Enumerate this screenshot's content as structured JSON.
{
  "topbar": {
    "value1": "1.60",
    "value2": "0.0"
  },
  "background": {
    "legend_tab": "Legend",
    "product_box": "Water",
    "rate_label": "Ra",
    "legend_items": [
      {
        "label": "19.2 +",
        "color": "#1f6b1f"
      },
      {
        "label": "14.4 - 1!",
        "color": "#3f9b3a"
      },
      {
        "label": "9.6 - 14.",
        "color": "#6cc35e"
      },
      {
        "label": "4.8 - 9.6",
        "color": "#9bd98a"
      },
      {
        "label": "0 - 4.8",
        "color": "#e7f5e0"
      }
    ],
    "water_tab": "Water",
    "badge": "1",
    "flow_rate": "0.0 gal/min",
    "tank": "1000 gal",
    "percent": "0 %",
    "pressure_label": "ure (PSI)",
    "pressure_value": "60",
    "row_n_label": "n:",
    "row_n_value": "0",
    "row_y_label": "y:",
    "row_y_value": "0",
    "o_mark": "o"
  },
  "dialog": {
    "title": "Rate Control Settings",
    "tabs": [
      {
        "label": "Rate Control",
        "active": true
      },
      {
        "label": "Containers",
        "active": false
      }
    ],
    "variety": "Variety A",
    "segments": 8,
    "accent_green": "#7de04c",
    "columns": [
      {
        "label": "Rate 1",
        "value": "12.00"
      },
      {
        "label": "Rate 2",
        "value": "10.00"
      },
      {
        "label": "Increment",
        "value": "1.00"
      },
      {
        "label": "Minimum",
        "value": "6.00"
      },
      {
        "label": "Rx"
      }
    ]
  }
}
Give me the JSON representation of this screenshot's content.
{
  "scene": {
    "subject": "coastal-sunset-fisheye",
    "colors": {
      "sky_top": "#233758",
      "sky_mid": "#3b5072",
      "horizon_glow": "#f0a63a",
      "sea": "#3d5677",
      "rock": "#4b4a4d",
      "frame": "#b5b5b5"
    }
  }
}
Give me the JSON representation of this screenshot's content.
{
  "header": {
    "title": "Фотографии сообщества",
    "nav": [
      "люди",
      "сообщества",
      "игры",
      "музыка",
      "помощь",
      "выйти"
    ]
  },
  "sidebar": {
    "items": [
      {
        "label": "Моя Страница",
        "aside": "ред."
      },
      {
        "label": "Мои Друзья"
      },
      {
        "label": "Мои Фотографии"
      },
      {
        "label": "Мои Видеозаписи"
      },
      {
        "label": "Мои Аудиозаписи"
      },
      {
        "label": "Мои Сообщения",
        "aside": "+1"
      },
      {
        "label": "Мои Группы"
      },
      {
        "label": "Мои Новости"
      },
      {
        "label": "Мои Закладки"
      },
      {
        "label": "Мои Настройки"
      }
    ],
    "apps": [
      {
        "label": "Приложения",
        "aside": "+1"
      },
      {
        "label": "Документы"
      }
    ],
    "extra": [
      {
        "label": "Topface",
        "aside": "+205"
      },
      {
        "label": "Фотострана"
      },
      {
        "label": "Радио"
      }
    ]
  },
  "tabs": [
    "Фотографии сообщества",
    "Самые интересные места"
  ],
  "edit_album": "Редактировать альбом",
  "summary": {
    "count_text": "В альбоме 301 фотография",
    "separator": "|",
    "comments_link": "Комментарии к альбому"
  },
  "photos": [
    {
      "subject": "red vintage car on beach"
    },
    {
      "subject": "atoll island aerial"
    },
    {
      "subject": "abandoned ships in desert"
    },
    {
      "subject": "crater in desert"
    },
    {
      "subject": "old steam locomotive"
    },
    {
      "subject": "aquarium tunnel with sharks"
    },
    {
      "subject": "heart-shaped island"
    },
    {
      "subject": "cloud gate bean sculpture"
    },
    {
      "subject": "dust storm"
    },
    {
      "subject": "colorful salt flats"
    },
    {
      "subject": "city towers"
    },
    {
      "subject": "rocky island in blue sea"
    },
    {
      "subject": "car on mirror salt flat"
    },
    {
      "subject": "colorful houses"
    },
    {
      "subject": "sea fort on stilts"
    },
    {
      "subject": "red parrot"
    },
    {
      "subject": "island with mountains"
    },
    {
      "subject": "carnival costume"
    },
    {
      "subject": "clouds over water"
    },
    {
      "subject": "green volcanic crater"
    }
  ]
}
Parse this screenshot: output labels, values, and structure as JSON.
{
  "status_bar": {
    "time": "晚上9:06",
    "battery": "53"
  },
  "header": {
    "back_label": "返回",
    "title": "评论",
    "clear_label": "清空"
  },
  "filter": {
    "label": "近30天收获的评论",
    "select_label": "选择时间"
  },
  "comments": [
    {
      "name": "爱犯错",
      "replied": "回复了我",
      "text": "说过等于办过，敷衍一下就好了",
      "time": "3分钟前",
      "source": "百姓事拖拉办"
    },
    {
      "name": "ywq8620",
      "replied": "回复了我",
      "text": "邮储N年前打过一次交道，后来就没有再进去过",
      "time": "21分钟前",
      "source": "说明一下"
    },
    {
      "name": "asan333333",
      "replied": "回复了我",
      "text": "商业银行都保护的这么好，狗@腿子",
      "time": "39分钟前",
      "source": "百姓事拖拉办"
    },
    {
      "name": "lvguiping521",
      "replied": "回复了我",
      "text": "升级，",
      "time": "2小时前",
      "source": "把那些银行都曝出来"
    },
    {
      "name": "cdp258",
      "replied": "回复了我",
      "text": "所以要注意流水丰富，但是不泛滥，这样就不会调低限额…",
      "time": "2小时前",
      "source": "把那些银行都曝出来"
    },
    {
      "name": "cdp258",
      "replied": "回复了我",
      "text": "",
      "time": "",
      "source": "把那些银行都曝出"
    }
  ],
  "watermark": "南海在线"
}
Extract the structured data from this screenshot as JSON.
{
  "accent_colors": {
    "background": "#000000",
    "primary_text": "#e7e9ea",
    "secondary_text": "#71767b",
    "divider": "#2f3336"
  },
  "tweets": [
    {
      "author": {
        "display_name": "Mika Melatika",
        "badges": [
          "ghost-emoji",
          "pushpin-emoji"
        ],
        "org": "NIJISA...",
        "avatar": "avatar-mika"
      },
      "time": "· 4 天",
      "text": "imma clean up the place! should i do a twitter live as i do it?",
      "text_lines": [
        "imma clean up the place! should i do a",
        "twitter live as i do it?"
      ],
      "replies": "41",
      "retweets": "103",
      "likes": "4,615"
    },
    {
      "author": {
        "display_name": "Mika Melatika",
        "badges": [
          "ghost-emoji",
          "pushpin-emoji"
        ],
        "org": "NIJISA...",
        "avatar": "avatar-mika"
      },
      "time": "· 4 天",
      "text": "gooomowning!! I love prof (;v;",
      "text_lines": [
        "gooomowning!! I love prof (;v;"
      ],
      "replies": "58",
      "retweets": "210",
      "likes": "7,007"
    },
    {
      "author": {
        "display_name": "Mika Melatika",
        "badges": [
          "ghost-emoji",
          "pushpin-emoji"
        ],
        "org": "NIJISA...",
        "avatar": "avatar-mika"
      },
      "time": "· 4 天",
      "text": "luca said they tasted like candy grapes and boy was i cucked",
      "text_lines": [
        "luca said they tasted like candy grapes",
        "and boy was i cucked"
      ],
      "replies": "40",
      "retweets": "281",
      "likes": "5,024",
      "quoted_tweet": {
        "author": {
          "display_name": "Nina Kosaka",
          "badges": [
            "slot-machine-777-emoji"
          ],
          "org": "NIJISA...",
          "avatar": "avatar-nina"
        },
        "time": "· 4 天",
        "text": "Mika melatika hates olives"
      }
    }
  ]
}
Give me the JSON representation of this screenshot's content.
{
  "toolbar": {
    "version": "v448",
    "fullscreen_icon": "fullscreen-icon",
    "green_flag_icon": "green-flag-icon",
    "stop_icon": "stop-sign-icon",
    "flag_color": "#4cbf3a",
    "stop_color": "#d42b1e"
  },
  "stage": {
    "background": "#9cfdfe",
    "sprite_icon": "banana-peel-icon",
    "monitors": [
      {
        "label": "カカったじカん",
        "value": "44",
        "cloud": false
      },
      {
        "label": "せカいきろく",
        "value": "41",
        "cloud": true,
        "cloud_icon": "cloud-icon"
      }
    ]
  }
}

● ● ● ● ● ● ●

• _TASK PROMPT_: Copy every line of the entries above in which "grapes" occurs.

• _EXPECTED ANSWER_:
      "text": "luca said they tasted like candy grapes and boy was i cucked",
        "luca said they tasted like candy grapes",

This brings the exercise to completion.